**Instructions for the task:**
Scan the entries for lines with the word "cancer", then copy those lines.

Items from a figure collection:
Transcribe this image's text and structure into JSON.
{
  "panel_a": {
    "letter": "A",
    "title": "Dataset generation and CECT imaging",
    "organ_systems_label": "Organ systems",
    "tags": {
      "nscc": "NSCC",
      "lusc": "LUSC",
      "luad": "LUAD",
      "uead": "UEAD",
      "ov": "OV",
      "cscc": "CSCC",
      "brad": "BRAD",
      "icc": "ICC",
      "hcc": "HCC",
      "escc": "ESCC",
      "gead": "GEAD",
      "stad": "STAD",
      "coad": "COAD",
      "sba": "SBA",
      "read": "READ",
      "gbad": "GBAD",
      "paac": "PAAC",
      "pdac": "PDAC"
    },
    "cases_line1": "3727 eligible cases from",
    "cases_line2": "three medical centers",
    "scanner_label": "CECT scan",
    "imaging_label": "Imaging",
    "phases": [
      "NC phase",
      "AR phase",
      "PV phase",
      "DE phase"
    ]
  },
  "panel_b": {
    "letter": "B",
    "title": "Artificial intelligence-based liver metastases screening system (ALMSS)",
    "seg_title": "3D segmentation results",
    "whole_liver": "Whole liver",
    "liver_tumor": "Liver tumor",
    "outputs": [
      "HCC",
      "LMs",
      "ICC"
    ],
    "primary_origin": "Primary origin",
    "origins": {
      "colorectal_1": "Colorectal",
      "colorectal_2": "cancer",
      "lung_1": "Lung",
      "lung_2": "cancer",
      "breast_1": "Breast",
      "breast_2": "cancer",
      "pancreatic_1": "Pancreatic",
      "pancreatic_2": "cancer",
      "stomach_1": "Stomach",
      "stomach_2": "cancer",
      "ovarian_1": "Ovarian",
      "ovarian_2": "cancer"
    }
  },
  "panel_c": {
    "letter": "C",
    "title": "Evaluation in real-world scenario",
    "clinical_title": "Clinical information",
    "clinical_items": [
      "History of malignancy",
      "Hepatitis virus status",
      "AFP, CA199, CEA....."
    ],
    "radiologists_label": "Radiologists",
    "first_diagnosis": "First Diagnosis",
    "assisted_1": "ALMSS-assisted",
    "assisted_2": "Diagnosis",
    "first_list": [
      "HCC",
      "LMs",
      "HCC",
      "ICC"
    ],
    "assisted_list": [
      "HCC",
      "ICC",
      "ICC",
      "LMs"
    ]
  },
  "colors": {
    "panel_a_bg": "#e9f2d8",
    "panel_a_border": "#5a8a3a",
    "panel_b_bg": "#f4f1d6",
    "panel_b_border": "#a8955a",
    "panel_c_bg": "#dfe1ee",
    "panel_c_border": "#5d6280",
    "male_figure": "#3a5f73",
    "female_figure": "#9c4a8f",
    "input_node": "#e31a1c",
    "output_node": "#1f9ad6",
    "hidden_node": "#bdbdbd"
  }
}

**Answer to this problem:**
      "colorectal_2": "cancer",
      "lung_2": "cancer",
      "breast_2": "cancer",
      "pancreatic_2": "cancer",
      "stomach_2": "cancer",
      "ovarian_2": "cancer"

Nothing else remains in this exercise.